# [Given request]
Check each line of the listing below for the string "renderForeground", and copy the ones that have it.

Rows from a dataset:
▽

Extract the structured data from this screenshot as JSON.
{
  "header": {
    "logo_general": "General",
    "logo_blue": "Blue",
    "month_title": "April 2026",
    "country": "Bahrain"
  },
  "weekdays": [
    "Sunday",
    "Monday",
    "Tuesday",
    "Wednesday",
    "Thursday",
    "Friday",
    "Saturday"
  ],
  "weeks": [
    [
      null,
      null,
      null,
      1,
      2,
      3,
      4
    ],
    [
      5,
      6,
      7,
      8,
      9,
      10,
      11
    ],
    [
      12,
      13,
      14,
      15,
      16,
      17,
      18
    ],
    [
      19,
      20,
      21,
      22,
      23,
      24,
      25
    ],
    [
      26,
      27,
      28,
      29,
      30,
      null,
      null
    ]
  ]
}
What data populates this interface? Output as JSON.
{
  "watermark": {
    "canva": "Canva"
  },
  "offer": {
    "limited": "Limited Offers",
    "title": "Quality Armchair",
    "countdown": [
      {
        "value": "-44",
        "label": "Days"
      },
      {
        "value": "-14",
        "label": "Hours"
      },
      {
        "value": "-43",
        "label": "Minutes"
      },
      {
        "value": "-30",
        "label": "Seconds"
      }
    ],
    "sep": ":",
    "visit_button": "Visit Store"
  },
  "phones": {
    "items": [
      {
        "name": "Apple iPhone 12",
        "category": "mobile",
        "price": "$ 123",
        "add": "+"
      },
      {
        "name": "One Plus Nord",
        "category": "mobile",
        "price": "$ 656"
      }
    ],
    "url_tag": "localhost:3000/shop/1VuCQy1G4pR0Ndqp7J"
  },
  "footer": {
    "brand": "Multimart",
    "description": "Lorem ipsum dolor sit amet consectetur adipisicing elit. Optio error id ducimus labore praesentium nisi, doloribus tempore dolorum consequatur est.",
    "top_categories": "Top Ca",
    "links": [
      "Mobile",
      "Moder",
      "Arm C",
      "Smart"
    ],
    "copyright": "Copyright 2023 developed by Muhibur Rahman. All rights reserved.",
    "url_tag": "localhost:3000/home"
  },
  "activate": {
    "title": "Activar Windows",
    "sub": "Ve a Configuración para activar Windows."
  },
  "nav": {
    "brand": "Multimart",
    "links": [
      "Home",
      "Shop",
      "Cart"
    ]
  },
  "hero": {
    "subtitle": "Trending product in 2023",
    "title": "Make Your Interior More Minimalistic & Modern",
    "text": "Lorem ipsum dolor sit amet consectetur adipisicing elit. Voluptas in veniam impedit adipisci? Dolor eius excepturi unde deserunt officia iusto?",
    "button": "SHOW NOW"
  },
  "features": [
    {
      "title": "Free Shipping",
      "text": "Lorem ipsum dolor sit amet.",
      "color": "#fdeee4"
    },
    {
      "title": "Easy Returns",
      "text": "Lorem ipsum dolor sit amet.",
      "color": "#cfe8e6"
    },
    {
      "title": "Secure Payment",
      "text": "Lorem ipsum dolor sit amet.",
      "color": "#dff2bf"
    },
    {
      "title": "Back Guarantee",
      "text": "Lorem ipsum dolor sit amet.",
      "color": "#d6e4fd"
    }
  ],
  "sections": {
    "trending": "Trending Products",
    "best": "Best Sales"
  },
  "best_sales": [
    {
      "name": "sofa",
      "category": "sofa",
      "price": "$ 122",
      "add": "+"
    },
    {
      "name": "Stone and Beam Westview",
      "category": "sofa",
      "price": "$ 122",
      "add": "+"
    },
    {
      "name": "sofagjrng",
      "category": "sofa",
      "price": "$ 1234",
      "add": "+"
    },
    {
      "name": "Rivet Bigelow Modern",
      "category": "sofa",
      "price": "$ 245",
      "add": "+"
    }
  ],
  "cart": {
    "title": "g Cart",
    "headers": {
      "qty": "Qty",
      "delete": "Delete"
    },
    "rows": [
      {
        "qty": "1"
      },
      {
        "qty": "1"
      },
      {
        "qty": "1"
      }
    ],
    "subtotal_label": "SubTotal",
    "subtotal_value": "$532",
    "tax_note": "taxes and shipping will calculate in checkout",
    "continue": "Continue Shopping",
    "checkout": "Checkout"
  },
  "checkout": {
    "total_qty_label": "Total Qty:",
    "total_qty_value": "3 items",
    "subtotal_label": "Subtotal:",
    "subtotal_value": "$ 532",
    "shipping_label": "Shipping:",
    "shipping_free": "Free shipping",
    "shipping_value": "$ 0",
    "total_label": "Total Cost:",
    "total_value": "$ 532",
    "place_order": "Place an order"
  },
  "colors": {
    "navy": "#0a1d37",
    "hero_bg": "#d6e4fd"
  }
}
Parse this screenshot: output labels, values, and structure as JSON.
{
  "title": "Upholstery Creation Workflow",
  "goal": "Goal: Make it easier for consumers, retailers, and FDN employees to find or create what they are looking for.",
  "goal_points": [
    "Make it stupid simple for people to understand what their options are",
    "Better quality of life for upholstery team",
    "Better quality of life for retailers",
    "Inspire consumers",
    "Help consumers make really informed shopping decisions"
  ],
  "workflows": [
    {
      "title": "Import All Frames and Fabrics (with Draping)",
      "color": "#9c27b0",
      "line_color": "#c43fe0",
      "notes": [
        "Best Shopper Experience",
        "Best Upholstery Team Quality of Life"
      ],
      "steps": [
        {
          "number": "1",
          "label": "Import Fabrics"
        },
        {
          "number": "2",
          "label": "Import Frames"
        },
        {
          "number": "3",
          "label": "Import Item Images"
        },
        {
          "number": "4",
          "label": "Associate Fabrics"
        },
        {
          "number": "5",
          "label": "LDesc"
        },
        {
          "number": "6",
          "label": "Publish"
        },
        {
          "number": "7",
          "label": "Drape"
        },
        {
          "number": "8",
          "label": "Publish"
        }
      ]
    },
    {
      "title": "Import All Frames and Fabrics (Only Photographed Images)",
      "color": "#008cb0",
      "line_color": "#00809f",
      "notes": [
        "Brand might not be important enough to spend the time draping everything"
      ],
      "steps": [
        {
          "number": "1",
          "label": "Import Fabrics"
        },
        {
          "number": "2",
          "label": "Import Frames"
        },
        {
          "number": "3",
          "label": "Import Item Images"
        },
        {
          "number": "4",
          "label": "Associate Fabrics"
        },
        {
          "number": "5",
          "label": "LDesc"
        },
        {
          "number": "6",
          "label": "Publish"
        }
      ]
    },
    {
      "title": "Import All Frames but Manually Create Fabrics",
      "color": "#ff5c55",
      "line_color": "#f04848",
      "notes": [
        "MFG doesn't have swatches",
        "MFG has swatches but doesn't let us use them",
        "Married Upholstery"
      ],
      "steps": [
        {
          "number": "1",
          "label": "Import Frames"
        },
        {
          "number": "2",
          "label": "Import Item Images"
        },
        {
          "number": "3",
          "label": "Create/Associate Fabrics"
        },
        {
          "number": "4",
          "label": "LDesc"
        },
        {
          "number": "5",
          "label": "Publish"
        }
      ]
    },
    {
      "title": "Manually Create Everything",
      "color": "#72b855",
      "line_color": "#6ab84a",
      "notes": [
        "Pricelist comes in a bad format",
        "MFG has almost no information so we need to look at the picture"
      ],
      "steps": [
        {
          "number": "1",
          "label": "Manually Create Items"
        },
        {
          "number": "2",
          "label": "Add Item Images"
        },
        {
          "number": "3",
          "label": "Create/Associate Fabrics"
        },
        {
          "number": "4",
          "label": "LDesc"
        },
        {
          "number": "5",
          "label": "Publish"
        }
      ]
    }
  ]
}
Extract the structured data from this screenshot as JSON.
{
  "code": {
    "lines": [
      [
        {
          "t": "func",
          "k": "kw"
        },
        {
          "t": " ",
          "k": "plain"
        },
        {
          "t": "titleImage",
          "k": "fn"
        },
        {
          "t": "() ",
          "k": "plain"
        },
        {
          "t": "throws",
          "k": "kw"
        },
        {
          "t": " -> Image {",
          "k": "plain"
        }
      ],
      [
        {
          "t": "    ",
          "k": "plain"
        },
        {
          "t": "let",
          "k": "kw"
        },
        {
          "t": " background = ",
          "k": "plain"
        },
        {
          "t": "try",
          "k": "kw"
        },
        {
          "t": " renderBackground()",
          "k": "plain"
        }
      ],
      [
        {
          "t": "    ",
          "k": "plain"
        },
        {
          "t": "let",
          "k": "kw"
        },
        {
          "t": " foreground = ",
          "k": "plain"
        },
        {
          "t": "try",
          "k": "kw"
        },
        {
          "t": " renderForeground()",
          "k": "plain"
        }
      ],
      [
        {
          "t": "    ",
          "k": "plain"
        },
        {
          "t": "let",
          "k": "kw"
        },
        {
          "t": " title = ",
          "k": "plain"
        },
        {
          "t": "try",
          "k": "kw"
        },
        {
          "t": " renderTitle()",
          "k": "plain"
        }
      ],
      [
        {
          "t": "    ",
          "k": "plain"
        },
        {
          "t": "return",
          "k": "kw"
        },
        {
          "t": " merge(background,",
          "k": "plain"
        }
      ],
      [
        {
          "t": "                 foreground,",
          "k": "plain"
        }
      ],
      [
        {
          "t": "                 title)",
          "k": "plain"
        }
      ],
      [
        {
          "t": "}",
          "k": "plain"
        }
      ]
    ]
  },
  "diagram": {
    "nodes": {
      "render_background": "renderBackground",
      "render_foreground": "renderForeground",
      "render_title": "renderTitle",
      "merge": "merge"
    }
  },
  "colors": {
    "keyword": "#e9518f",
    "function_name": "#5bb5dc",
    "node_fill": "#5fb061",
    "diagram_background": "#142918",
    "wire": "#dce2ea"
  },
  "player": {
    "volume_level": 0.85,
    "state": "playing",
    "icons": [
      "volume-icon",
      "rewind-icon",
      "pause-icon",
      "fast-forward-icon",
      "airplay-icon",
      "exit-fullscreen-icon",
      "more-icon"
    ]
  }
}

△

# [In response]
          "t": " renderForeground()",
      "render_foreground": "renderForeground",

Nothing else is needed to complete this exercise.